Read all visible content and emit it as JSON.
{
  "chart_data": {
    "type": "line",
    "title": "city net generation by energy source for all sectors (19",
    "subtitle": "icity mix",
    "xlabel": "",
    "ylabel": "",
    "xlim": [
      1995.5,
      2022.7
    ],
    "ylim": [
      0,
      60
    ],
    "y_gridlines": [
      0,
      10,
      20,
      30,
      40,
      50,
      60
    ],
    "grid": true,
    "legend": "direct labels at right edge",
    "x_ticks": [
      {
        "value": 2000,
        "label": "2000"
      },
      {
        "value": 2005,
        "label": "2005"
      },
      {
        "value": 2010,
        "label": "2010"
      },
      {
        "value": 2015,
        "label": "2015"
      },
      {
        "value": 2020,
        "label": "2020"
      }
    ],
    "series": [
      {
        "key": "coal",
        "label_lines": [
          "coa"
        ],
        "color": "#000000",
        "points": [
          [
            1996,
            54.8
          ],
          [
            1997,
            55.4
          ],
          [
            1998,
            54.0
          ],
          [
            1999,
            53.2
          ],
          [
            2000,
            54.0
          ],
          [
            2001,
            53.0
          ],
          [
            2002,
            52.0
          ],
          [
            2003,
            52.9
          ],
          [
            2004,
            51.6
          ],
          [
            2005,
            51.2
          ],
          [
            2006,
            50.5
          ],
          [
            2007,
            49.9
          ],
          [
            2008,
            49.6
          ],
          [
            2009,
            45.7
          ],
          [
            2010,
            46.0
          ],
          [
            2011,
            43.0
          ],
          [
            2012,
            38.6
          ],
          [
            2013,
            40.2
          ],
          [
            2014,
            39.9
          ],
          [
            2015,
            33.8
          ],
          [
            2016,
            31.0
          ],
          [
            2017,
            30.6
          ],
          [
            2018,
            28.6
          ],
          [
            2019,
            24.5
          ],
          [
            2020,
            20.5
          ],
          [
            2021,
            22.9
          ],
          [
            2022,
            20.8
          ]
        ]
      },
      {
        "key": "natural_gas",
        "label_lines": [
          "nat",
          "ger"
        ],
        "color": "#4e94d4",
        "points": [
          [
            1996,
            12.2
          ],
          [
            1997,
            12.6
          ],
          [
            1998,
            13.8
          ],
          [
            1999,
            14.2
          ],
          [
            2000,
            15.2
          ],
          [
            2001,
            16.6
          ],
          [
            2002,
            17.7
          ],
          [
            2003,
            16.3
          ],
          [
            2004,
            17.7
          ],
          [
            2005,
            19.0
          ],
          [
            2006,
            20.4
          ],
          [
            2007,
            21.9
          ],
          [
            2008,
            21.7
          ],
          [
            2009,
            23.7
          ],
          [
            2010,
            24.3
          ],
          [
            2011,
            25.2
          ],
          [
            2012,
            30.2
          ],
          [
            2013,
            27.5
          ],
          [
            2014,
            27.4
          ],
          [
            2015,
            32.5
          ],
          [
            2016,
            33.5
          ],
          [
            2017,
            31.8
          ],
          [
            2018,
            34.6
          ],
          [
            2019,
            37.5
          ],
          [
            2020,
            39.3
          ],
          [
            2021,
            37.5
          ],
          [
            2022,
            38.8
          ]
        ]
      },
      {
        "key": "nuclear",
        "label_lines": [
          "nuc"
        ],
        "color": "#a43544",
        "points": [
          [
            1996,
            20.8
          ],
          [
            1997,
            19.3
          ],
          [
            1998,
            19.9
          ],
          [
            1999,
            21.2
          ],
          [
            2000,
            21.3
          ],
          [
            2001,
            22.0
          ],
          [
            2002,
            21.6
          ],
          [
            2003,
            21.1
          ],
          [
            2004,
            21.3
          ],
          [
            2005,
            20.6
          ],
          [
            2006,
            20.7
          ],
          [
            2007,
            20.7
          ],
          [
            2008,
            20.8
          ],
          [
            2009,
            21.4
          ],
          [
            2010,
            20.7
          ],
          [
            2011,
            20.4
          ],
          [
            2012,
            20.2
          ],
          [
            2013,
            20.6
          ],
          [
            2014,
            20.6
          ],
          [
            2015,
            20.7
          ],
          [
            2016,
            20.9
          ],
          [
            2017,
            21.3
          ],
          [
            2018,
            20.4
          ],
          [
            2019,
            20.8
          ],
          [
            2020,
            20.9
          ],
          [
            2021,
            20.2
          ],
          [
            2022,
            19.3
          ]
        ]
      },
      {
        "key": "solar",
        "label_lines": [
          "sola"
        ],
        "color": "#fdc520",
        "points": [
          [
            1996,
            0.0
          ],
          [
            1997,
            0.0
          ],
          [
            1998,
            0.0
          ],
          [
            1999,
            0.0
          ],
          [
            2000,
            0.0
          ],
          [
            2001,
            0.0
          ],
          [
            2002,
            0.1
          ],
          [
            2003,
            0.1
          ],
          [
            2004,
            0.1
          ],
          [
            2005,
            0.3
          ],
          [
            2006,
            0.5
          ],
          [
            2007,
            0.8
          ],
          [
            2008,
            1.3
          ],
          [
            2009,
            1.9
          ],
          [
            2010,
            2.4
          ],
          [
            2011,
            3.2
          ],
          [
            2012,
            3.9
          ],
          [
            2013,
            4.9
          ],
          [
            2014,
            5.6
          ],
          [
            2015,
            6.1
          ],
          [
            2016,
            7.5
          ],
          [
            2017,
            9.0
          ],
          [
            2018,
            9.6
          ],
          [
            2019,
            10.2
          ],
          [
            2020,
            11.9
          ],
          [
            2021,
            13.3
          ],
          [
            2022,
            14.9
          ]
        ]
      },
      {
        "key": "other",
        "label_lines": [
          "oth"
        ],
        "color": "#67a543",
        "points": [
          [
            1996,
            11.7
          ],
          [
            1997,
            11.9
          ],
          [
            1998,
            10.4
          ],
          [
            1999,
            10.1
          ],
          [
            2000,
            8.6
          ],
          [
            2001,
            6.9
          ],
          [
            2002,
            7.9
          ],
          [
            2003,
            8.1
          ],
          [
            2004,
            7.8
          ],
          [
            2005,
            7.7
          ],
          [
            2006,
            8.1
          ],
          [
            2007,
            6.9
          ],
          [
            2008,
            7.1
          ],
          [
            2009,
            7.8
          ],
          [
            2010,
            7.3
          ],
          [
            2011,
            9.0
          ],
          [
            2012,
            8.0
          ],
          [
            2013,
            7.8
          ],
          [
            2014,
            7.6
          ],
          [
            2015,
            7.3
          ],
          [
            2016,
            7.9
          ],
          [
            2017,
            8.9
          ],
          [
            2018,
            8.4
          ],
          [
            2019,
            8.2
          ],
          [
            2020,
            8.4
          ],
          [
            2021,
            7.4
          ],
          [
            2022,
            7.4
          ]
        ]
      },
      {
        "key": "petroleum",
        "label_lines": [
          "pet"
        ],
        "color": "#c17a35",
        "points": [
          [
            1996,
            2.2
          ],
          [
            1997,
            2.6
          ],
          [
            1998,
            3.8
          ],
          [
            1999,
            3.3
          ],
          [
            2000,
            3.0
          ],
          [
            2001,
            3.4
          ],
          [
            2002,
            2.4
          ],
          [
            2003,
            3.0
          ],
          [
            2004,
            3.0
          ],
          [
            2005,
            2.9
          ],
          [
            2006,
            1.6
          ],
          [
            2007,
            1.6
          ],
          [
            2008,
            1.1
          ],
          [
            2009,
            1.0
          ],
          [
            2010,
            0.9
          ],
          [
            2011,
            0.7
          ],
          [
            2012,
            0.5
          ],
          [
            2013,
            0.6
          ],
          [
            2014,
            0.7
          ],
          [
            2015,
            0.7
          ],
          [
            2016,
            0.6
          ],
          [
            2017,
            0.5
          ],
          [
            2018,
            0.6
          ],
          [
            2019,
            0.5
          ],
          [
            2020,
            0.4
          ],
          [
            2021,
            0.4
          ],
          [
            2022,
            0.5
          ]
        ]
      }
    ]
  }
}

+-------+

# Written task
Extract, word for word, each line of the listing above.

# Completed task
Read all visible content and emit it as JSON.
{
  "chart_data": {
    "type": "line",
    "title": "city net generation by energy source for all sectors (19",
    "subtitle": "icity mix",
    "xlabel": "",
    "ylabel": "",
    "xlim": [
      1995.5,
      2022.7
    ],
    "ylim": [
      0,
      60
    ],
    "y_gridlines": [
      0,
      10,
      20,
      30,
      40,
      50,
      60
    ],
    "grid": true,
    "legend": "direct labels at right edge",
    "x_ticks": [
      {
        "value": 2000,
        "label": "2000"
      },
      {
        "value": 2005,
        "label": "2005"
      },
      {
        "value": 2010,
        "label": "2010"
      },
      {
        "value": 2015,
        "label": "2015"
      },
      {
        "value": 2020,
        "label": "2020"
      }
    ],
    "series": [
      {
        "key": "coal",
        "label_lines": [
          "coa"
        ],
        "color": "#000000",
        "points": [
          [
            1996,
            54.8
          ],
          [
            1997,
            55.4
          ],
          [
            1998,
            54.0
          ],
          [
            1999,
            53.2
          ],
          [
            2000,
            54.0
          ],
          [
            2001,
            53.0
          ],
          [
            2002,
            52.0
          ],
          [
            2003,
            52.9
          ],
          [
            2004,
            51.6
          ],
          [
            2005,
            51.2
          ],
          [
            2006,
            50.5
          ],
          [
            2007,
            49.9
          ],
          [
            2008,
            49.6
          ],
          [
            2009,
            45.7
          ],
          [
            2010,
            46.0
          ],
          [
            2011,
            43.0
          ],
          [
            2012,
            38.6
          ],
          [
            2013,
            40.2
          ],
          [
            2014,
            39.9
          ],
          [
            2015,
            33.8
          ],
          [
            2016,
            31.0
          ],
          [
            2017,
            30.6
          ],
          [
            2018,
            28.6
          ],
          [
            2019,
            24.5
          ],
          [
            2020,
            20.5
          ],
          [
            2021,
            22.9
          ],
          [
            2022,
            20.8
          ]
        ]
      },
      {
        "key": "natural_gas",
        "label_lines": [
          "nat",
          "ger"
        ],
        "color": "#4e94d4",
        "points": [
          [
            1996,
            12.2
          ],
          [
            1997,
            12.6
          ],
          [
            1998,
            13.8
          ],
          [
            1999,
            14.2
          ],
          [
            2000,
            15.2
          ],
          [
            2001,
            16.6
          ],
          [
            2002,
            17.7
          ],
          [
            2003,
            16.3
          ],
          [
            2004,
            17.7
          ],
          [
            2005,
            19.0
          ],
          [
            2006,
            20.4
          ],
          [
            2007,
            21.9
          ],
          [
            2008,
            21.7
          ],
          [
            2009,
            23.7
          ],
          [
            2010,
            24.3
          ],
          [
            2011,
            25.2
          ],
          [
            2012,
            30.2
          ],
          [
            2013,
            27.5
          ],
          [
            2014,
            27.4
          ],
          [
            2015,
            32.5
          ],
          [
            2016,
            33.5
          ],
          [
            2017,
            31.8
          ],
          [
            2018,
            34.6
          ],
          [
            2019,
            37.5
          ],
          [
            2020,
            39.3
          ],
          [
            2021,
            37.5
          ],
          [
            2022,
            38.8
          ]
        ]
      },
      {
        "key": "nuclear",
        "label_lines": [
          "nuc"
        ],
        "color": "#a43544",
        "points": [
          [
            1996,
            20.8
          ],
          [
            1997,
            19.3
          ],
          [
            1998,
            19.9
          ],
          [
            1999,
            21.2
          ],
          [
            2000,
            21.3
          ],
          [
            2001,
            22.0
          ],
          [
            2002,
            21.6
          ],
          [
            2003,
            21.1
          ],
          [
            2004,
            21.3
          ],
          [
            2005,
            20.6
          ],
          [
            2006,
            20.7
          ],
          [
            2007,
            20.7
          ],
          [
            2008,
            20.8
          ],
          [
            2009,
            21.4
          ],
          [
            2010,
            20.7
          ],
          [
            2011,
            20.4
          ],
          [
            2012,
            20.2
          ],
          [
            2013,
            20.6
          ],
          [
            2014,
            20.6
          ],
          [
            2015,
            20.7
          ],
          [
            2016,
            20.9
          ],
          [
            2017,
            21.3
          ],
          [
            2018,
            20.4
          ],
          [
            2019,
            20.8
          ],
          [
            2020,
            20.9
          ],
          [
            2021,
            20.2
          ],
          [
            2022,
            19.3
          ]
        ]
      },
      {
        "key": "solar",
        "label_lines": [
          "sola"
        ],
        "color": "#fdc520",
        "points": [
          [
            1996,
            0.0
          ],
          [
            1997,
            0.0
          ],
          [
            1998,
            0.0
          ],
          [
            1999,
            0.0
          ],
          [
            2000,
            0.0
          ],
          [
            2001,
            0.0
          ],
          [
            2002,
            0.1
          ],
          [
            2003,
            0.1
          ],
          [
            2004,
            0.1
          ],
          [
            2005,
            0.3
          ],
          [
            2006,
            0.5
          ],
          [
            2007,
            0.8
          ],
          [
            2008,
            1.3
          ],
          [
            2009,
            1.9
          ],
          [
            2010,
            2.4
          ],
          [
            2011,
            3.2
          ],
          [
            2012,
            3.9
          ],
          [
            2013,
            4.9
          ],
          [
            2014,
            5.6
          ],
          [
            2015,
            6.1
          ],
          [
            2016,
            7.5
          ],
          [
            2017,
            9.0
          ],
          [
            2018,
            9.6
          ],
          [
            2019,
            10.2
          ],
          [
            2020,
            11.9
          ],
          [
            2021,
            13.3
          ],
          [
            2022,
            14.9
          ]
        ]
      },
      {
        "key": "other",
        "label_lines": [
          "oth"
        ],
        "color": "#67a543",
        "points": [
          [
            1996,
            11.7
          ],
          [
            1997,
            11.9
          ],
          [
            1998,
            10.4
          ],
          [
            1999,
            10.1
          ],
          [
            2000,
            8.6
          ],
          [
            2001,
            6.9
          ],
          [
            2002,
            7.9
          ],
          [
            2003,
            8.1
          ],
          [
            2004,
            7.8
          ],
          [
            2005,
            7.7
          ],
          [
            2006,
            8.1
          ],
          [
            2007,
            6.9
          ],
          [
            2008,
            7.1
          ],
          [
            2009,
            7.8
          ],
          [
            2010,
            7.3
          ],
          [
            2011,
            9.0
          ],
          [
            2012,
            8.0
          ],
          [
            2013,
            7.8
          ],
          [
            2014,
            7.6
          ],
          [
            2015,
            7.3
          ],
          [
            2016,
            7.9
          ],
          [
            2017,
            8.9
          ],
          [
            2018,
            8.4
          ],
          [
            2019,
            8.2
          ],
          [
            2020,
            8.4
          ],
          [
            2021,
            7.4
          ],
          [
            2022,
            7.4
          ]
        ]
      },
      {
        "key": "petroleum",
        "label_lines": [
          "pet"
        ],
        "color": "#c17a35",
        "points": [
          [
            1996,
            2.2
          ],
          [
            1997,
            2.6
          ],
          [
            1998,
            3.8
          ],
          [
            1999,
            3.3
          ],
          [
            2000,
            3.0
          ],
          [
            2001,
            3.4
          ],
          [
            2002,
            2.4
          ],
          [
            2003,
            3.0
          ],
          [
            2004,
            3.0
          ],
          [
            2005,
            2.9
          ],
          [
            2006,
            1.6
          ],
          [
            2007,
            1.6
          ],
          [
            2008,
            1.1
          ],
          [
            2009,
            1.0
          ],
          [
            2010,
            0.9
          ],
          [
            2011,
            0.7
          ],
          [
            2012,
            0.5
          ],
          [
            2013,
            0.6
          ],
          [
            2014,
            0.7
          ],
          [
            2015,
            0.7
          ],
          [
            2016,
            0.6
          ],
          [
            2017,
            0.5
          ],
          [
            2018,
            0.6
          ],
          [
            2019,
            0.5
          ],
          [
            2020,
            0.4
          ],
          [
            2021,
            0.4
          ],
          [
            2022,
            0.5
          ]
        ]
      }
    ]
  }
}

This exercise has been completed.